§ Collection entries
+ + + + +

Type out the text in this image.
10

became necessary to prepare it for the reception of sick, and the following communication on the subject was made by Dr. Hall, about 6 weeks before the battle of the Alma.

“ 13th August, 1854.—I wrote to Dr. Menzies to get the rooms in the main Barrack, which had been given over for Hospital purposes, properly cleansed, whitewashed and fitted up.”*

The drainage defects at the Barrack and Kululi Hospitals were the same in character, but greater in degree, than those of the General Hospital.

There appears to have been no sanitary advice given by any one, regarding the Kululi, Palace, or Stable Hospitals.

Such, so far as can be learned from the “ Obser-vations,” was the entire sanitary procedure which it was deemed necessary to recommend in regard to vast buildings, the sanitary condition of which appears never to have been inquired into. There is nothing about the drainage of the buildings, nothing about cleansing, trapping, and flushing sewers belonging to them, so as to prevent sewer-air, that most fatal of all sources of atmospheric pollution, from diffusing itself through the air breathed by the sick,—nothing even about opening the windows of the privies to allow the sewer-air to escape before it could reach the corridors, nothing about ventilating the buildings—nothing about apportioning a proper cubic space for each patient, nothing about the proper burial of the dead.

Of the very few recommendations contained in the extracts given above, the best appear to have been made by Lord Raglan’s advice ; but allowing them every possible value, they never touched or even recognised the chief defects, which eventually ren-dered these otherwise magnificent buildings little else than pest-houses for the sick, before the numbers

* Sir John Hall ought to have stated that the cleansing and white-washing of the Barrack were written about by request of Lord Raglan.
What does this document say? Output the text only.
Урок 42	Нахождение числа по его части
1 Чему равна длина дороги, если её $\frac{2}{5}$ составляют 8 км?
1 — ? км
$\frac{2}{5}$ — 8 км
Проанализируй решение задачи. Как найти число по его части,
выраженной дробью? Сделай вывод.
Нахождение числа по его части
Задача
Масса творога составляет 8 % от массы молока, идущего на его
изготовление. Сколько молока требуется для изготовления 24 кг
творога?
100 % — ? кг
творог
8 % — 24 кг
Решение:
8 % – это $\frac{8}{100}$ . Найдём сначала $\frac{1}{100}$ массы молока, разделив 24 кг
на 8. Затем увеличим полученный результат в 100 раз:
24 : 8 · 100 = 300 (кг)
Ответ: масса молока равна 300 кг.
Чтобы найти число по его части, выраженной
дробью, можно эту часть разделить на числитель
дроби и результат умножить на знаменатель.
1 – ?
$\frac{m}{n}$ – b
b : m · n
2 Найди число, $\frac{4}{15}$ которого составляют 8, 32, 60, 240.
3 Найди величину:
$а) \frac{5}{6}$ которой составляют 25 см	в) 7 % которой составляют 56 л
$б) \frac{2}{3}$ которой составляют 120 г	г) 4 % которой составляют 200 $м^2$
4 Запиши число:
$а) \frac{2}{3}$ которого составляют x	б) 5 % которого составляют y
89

+ + + + +

§ WHAT IS BEING ASKED
How many lines in the entries contain the string "given"? Answer with the number only.

§ TASK RESULT
3